[Part of a data file]
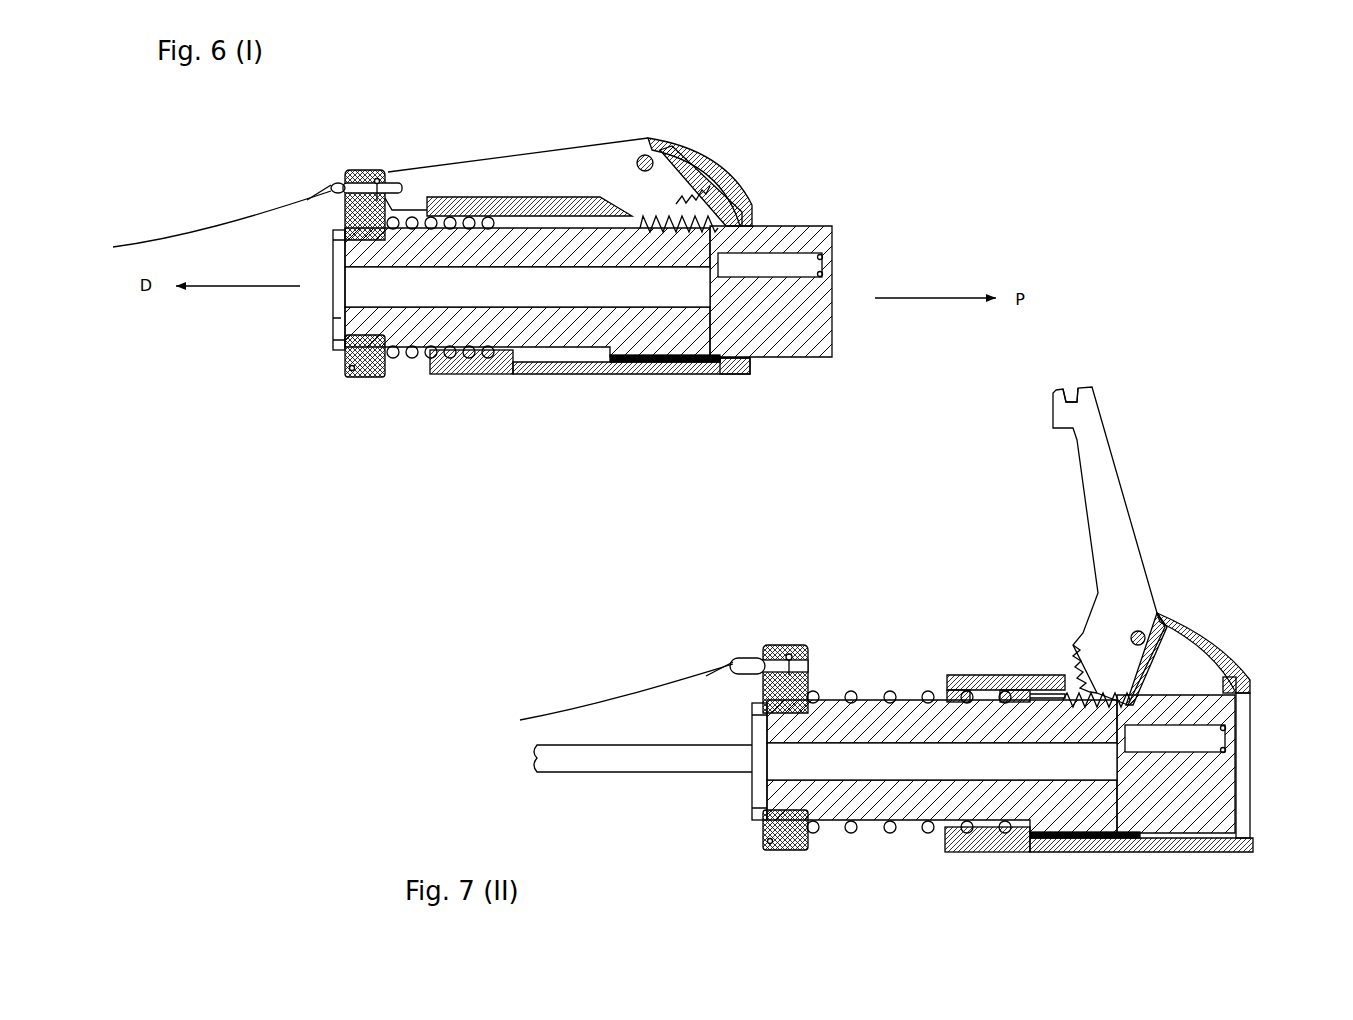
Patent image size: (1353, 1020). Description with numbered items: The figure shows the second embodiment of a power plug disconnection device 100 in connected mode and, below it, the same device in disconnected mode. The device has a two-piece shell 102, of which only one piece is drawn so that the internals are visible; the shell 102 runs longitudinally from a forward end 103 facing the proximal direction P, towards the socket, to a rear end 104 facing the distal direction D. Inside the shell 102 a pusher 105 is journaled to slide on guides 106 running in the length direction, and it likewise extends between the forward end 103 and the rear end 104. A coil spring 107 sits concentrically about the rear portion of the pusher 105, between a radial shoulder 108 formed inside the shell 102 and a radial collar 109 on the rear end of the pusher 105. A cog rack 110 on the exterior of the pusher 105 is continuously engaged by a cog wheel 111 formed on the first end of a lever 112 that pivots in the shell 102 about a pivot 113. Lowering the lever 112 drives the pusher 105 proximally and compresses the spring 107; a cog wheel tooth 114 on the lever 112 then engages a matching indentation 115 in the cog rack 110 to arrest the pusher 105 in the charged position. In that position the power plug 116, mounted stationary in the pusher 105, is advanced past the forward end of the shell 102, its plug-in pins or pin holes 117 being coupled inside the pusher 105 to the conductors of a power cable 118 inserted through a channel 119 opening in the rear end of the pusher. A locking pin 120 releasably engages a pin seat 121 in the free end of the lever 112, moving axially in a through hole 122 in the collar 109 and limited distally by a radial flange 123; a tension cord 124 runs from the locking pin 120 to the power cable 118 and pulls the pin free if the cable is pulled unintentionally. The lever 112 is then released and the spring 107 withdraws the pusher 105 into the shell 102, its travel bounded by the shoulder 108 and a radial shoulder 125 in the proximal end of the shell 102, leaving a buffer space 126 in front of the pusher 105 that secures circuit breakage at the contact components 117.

In FIG. 6, the power plug disconnection device 100 is at (754, 88).
In FIG. 7, the power plug disconnection device 100 is at (1238, 492).
In FIG. 6, the two-piece shell 102 is at (638, 383).
In FIG. 7, the two-piece shell 102 is at (1242, 636).
In FIG. 6, the forward end 103 is at (922, 336).
In FIG. 6, the rear end 104 is at (255, 359).
In FIG. 6, the pusher 105 is at (796, 364).
In FIG. 7, the pusher 105 is at (1167, 838).
In FIG. 6, the guides 106 is at (587, 375).
In FIG. 6, the coil spring 107 is at (407, 360).
In FIG. 7, the coil spring 107 is at (887, 690).
In FIG. 6, the radial shoulder 108 is at (560, 197).
In FIG. 7, the radial shoulder 108 is at (1017, 680).
In FIG. 6, the radial collar 109 is at (348, 370).
In FIG. 7, the radial collar 109 is at (787, 643).
In FIG. 6, the cog rack 110 is at (710, 205).
In FIG. 6, the cog wheel 111 is at (682, 194).
In FIG. 6, the lever 112 is at (487, 175).
In FIG. 7, the lever 112 is at (1103, 557).
In FIG. 6, the pivot 113 is at (635, 158).
In FIG. 7, the pivot 113 is at (1153, 610).
In FIG. 7, the cog wheel tooth 114 is at (1071, 631).
In FIG. 7, the indentation 115 is at (1057, 677).
In FIG. 6, the power plug 116 is at (812, 338).
In FIG. 7, the power plug 116 is at (1237, 803).
In FIG. 6, the plug-in pins or pin holes 117 is at (835, 265).
In FIG. 7, the plug-in pins or pin holes 117 is at (1233, 742).
In FIG. 7, the power cable 118 is at (602, 760).
In FIG. 6, the channel 119 is at (494, 297).
In FIG. 7, the channel 119 is at (892, 771).
In FIG. 6, the locking pin 120 is at (333, 184).
In FIG. 7, the locking pin 120 is at (741, 658).
In FIG. 6, the pin seat 121 is at (380, 170).
In FIG. 7, the pin seat 121 is at (1070, 390).
In FIG. 7, the through hole 122 is at (807, 677).
In FIG. 7, the radial flange 123 is at (807, 647).
In FIG. 6, the tension cord 124 is at (183, 236).
In FIG. 7, the tension cord 124 is at (590, 707).
In FIG. 6, the radial shoulder 125 is at (740, 382).
In FIG. 7, the radial shoulder 125 is at (1243, 697).
In FIG. 7, the buffer space 126 is at (1245, 773).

**Task description:**
From the records above, copy every line that contains the string "space". Case counts, so match capital and lowercase letters precisely.

**Output:**
Patent image size: (1353, 1020). Description with numbered items: The figure shows the second embodiment of a power plug disconnection device 100 in connected mode and, below it, the same device in disconnected mode. The device has a two-piece shell 102, of which only one piece is drawn so that the internals are visible; the shell 102 runs longitudinally from a forward end 103 facing the proximal direction P, towards the socket, to a rear end 104 facing the distal direction D. Inside the shell 102 a pusher 105 is journaled to slide on guides 106 running in the length direction, and it likewise extends between the forward end 103 and the rear end 104. A coil spring 107 sits concentrically about the rear portion of the pusher 105, between a radial shoulder 108 formed inside the shell 102 and a radial collar 109 on the rear end of the pusher 105. A cog rack 110 on the exterior of the pusher 105 is continuously engaged by a cog wheel 111 formed on the first end of a lever 112 that pivots in the shell 102 about a pivot 113. Lowering the lever 112 drives the pusher 105 proximally and compresses the spring 107; a cog wheel tooth 114 on the lever 112 then engages a matching indentation 115 in the cog rack 110 to arrest the pusher 105 in the charged position. In that position the power plug 116, mounted stationary in the pusher 105, is advanced past the forward end of the shell 102, its plug-in pins or pin holes 117 being coupled inside the pusher 105 to the conductors of a power cable 118 inserted through a channel 119 opening in the rear end of the pusher. A locking pin 120 releasably engages a pin seat 121 in the free end of the lever 112, moving axially in a through hole 122 in the collar 109 and limited distally by a radial flange 123; a tension cord 124 runs from the locking pin 120 to the power cable 118 and pulls the pin free if the cable is pulled unintentionally. The lever 112 is then released and the spring 107 withdraws the pusher 105 into the shell 102, its travel bounded by the shoulder 108 and a radial shoulder 125 in the proximal end of the shell 102, leaving a buffer space 126 in front of the pusher 105 that secures circuit breakage at the contact components 117.
In FIG. 7, the buffer space 126 is at (1245, 773).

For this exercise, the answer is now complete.